▶ 必要な作業:
1 - 本文抜粋の「(1)形態学的な計測による比較検討」から「本に研究が行われてきました。」までを、「頭骨」を「頭蓋骨」に置き換えて書き直しなさい。
2 - 本文抜粋によると、ニホンオオカミの頭骨は古くから一般民家に何として多く残されていたか。
3 - 本文抜粋で、外見の比較検討において長さを比べるとされている体の部位をすべて挙げなさい。

▶ 本文抜粋:
%%

2.オオカミの研究はどのように行われてきたか


▼さて、ニホンオオカミが他の種とどのように異なるかを、どのように判断・判別してきたかという学術的な方法論に少しだけ触れておきます。
▼この方法は、大きく分けて以下の3つのステージを辿ります。

(1)形態学的な計測による比較検討
▼これは、姿かたち、つまり見かけで判断することです。全体の大きさ、頭の大きさ、耳・鼻・胴体・足・尾の長さ、毛色などの外見を他の種と比較検討するものです。
▼外見からの判断・判別が、より専門的な領域に進むと、骨格や頭骨の形態学的な検討となります。ニホンオオカミの場合、その頭骨は古くから呪術的な飾りや置き物として一般民家に多く残されていたことから、それらを標本に研究が行われてきました。

%%

▶ コレクションから抽出したデータ:
%%

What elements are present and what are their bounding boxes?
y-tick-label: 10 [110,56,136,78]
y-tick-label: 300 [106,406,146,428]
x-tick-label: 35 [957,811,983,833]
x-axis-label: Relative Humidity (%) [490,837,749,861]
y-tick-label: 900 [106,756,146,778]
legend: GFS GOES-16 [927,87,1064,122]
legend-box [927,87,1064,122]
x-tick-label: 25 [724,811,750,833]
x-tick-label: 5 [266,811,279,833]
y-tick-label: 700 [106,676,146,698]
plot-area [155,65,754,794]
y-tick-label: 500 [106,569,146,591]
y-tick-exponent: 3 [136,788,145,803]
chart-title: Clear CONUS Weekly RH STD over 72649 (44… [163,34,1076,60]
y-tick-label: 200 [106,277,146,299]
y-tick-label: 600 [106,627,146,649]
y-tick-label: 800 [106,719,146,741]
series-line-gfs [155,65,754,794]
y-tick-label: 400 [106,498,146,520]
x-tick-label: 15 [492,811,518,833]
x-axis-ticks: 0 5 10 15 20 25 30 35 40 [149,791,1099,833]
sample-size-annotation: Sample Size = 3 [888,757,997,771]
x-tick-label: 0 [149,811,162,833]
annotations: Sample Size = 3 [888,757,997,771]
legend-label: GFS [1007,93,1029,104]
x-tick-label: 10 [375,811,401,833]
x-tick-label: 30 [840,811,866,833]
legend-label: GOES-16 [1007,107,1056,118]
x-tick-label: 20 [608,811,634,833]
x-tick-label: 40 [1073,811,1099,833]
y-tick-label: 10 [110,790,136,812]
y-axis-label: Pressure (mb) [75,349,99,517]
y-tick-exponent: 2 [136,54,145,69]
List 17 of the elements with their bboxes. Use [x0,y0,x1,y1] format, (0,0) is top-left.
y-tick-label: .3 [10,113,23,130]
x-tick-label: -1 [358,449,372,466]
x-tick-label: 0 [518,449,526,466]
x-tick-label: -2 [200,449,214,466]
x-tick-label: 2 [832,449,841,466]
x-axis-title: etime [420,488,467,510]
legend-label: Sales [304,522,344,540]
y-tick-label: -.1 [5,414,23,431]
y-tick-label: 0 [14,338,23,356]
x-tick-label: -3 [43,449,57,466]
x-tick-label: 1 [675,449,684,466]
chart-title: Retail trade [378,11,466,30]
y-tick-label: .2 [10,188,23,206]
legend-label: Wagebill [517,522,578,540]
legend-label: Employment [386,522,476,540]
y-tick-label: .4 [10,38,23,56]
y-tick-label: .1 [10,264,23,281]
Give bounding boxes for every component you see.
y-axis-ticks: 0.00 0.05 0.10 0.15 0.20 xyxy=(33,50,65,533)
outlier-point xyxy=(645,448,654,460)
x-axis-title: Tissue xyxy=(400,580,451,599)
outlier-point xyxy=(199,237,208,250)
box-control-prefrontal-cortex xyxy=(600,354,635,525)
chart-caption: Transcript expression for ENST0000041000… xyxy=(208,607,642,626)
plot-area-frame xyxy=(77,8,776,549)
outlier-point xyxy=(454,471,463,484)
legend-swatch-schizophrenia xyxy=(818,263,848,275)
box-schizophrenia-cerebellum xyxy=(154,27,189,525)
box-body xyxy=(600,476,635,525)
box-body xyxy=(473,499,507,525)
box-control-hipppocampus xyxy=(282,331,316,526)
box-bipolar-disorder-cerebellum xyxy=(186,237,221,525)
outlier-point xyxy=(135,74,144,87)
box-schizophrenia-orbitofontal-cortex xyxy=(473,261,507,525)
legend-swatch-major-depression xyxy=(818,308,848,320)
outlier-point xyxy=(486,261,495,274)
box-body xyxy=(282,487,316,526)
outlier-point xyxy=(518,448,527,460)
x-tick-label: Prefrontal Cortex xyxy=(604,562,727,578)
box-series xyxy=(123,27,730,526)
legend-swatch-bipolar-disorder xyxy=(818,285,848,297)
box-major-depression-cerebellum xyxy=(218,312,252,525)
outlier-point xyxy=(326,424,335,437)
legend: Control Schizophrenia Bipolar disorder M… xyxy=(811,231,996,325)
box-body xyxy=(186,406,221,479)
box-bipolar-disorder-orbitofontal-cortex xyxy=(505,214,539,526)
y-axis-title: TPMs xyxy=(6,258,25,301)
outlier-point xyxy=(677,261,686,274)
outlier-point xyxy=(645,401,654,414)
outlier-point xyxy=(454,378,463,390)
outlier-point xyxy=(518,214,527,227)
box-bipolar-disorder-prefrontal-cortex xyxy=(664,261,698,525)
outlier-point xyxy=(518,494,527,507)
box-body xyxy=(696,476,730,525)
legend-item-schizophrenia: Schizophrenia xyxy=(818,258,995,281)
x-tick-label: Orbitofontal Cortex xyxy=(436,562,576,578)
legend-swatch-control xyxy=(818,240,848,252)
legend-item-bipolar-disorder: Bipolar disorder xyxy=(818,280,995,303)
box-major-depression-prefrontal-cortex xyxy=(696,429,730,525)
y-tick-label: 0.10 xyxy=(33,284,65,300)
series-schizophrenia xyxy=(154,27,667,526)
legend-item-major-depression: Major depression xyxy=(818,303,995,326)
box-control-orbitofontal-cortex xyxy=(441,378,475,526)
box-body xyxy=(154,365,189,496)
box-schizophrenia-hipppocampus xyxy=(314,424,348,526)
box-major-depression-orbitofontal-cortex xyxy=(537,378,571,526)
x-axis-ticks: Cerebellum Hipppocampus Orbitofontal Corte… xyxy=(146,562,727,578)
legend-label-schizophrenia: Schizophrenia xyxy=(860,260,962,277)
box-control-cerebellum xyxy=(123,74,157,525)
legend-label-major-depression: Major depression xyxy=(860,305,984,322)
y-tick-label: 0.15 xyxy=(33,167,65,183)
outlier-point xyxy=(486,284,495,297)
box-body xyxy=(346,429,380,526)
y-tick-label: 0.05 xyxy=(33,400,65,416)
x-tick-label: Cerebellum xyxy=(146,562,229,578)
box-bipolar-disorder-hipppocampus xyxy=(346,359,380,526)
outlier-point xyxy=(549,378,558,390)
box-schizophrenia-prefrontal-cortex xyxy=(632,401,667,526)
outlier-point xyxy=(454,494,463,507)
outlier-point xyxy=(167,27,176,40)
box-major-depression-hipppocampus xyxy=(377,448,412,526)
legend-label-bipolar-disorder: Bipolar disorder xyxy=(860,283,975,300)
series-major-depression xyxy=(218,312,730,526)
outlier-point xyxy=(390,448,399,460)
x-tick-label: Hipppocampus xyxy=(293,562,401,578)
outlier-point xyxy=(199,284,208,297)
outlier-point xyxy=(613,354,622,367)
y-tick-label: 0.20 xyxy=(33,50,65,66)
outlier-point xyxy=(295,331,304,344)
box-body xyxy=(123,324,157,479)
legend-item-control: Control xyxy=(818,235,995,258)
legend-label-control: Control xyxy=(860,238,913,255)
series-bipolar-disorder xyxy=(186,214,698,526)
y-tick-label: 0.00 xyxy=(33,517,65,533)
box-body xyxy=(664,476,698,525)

%%

▶ 番号付き解答:
1 -
(1)形態学的な計測による比較検討
▼これは、姿かたち、つまり見かけで判断することです。全体の大きさ、頭の大きさ、耳・鼻・胴体・足・尾の長さ、毛色などの外見を他の種と比較検討するものです。
▼外見からの判断・判別が、より専門的な領域に進むと、骨格や頭蓋骨の形態学的な検討となります。ニホンオオカミの場合、その頭蓋骨は古くから呪術的な飾りや置き物として一般民家に多く残されていたことから、それらを標本に研究が行われてきました。

2 - 呪術的な飾りや置き物として残されていた。

3 - 耳、鼻、胴体、足、尾